Repeat all the material exactly; pictures stay out of your copy.

• • • • • • •

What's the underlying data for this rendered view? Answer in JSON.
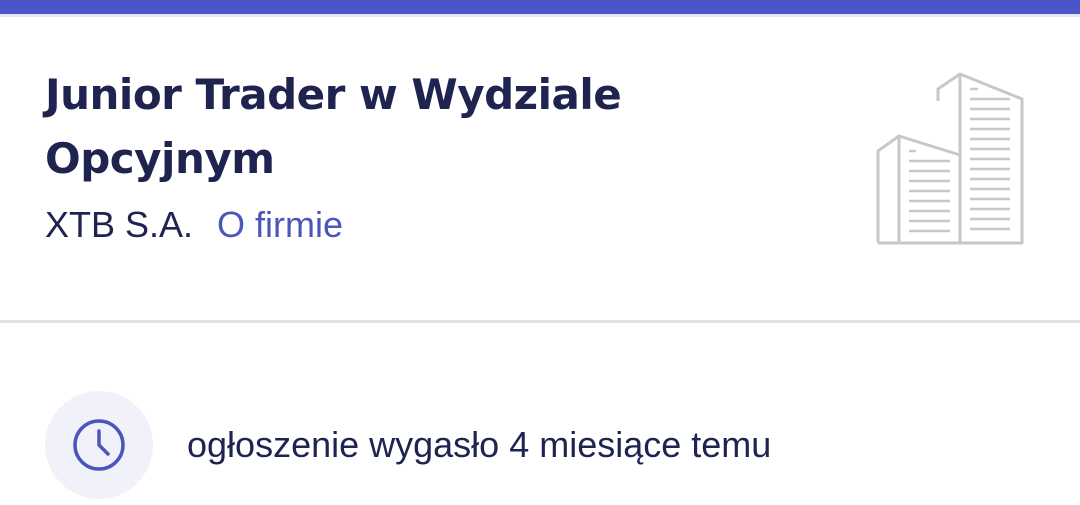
{
  "job": {
    "title": "Junior Trader w Wydziale Opcyjnym",
    "company": "XTB S.A.",
    "company_link": "O firmie"
  },
  "status": {
    "text": "ogłoszenie wygasło 4 miesiące temu",
    "icon": "clock-icon"
  },
  "header": {
    "icon": "building-icon"
  },
  "colors": {
    "accent": "#4a56c7",
    "title": "#1e2350",
    "link": "#4a56b8",
    "icon_gray": "#c8c8c8",
    "clock_bg": "#f0f1f9"
  }
}
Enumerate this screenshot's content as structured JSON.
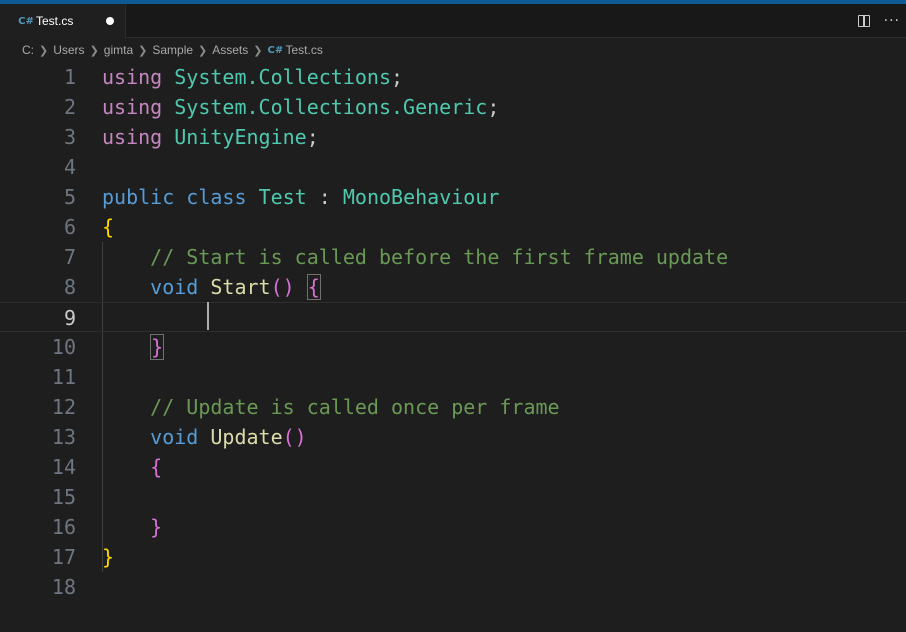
{
  "tab": {
    "icon": "C#",
    "label": "Test.cs"
  },
  "breadcrumb": {
    "parts": [
      "C:",
      "Users",
      "gimta",
      "Sample",
      "Assets"
    ],
    "file_icon": "C#",
    "file": "Test.cs"
  },
  "actions": {
    "more": "···"
  },
  "editor": {
    "current_line": 9,
    "line_numbers": [
      "1",
      "2",
      "3",
      "4",
      "5",
      "6",
      "7",
      "8",
      "9",
      "10",
      "11",
      "12",
      "13",
      "14",
      "15",
      "16",
      "17",
      "18"
    ],
    "code": {
      "l1_kw": "using",
      "l1_ns": "System.Collections",
      "l1_semi": ";",
      "l2_kw": "using",
      "l2_ns": "System.Collections.Generic",
      "l2_semi": ";",
      "l3_kw": "using",
      "l3_ns": "UnityEngine",
      "l3_semi": ";",
      "l5_public": "public",
      "l5_class": "class",
      "l5_name": "Test",
      "l5_colon": ":",
      "l5_base": "MonoBehaviour",
      "l6_brace": "{",
      "l7_comment": "// Start is called before the first frame update",
      "l8_void": "void",
      "l8_fn": "Start",
      "l8_parens": "()",
      "l8_brace": "{",
      "l10_brace": "}",
      "l12_comment": "// Update is called once per frame",
      "l13_void": "void",
      "l13_fn": "Update",
      "l13_parens": "()",
      "l14_brace": "{",
      "l16_brace": "}",
      "l17_brace": "}"
    }
  },
  "colors": {
    "keyword": "#c586c0",
    "storage": "#569cd6",
    "type": "#4ec9b0",
    "function": "#dcdcaa",
    "comment": "#6a9955",
    "bracket1": "#ffd700",
    "bracket2": "#da70d6"
  }
}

• • • • • • •

Exercise output »
What's the underlying data for this rendered view? Answer in JSON.
{
  "job": {
    "title": "Junior Trader w Wydziale Opcyjnym",
    "company": "XTB S.A.",
    "company_link": "O firmie"
  },
  "status": {
    "text": "ogłoszenie wygasło 4 miesiące temu",
    "icon": "clock-icon"
  },
  "header": {
    "icon": "building-icon"
  },
  "colors": {
    "accent": "#4a56c7",
    "title": "#1e2350",
    "link": "#4a56b8",
    "icon_gray": "#c8c8c8",
    "clock_bg": "#f0f1f9"
  }
}
Enumerate this screenshot's content as structured JSON.
{
  "tab": {
    "icon": "C#",
    "label": "Test.cs"
  },
  "breadcrumb": {
    "parts": [
      "C:",
      "Users",
      "gimta",
      "Sample",
      "Assets"
    ],
    "file_icon": "C#",
    "file": "Test.cs"
  },
  "actions": {
    "more": "···"
  },
  "editor": {
    "current_line": 9,
    "line_numbers": [
      "1",
      "2",
      "3",
      "4",
      "5",
      "6",
      "7",
      "8",
      "9",
      "10",
      "11",
      "12",
      "13",
      "14",
      "15",
      "16",
      "17",
      "18"
    ],
    "code": {
      "l1_kw": "using",
      "l1_ns": "System.Collections",
      "l1_semi": ";",
      "l2_kw": "using",
      "l2_ns": "System.Collections.Generic",
      "l2_semi": ";",
      "l3_kw": "using",
      "l3_ns": "UnityEngine",
      "l3_semi": ";",
      "l5_public": "public",
      "l5_class": "class",
      "l5_name": "Test",
      "l5_colon": ":",
      "l5_base": "MonoBehaviour",
      "l6_brace": "{",
      "l7_comment": "// Start is called before the first frame update",
      "l8_void": "void",
      "l8_fn": "Start",
      "l8_parens": "()",
      "l8_brace": "{",
      "l10_brace": "}",
      "l12_comment": "// Update is called once per frame",
      "l13_void": "void",
      "l13_fn": "Update",
      "l13_parens": "()",
      "l14_brace": "{",
      "l16_brace": "}",
      "l17_brace": "}"
    }
  },
  "colors": {
    "keyword": "#c586c0",
    "storage": "#569cd6",
    "type": "#4ec9b0",
    "function": "#dcdcaa",
    "comment": "#6a9955",
    "bracket1": "#ffd700",
    "bracket2": "#da70d6"
  }
}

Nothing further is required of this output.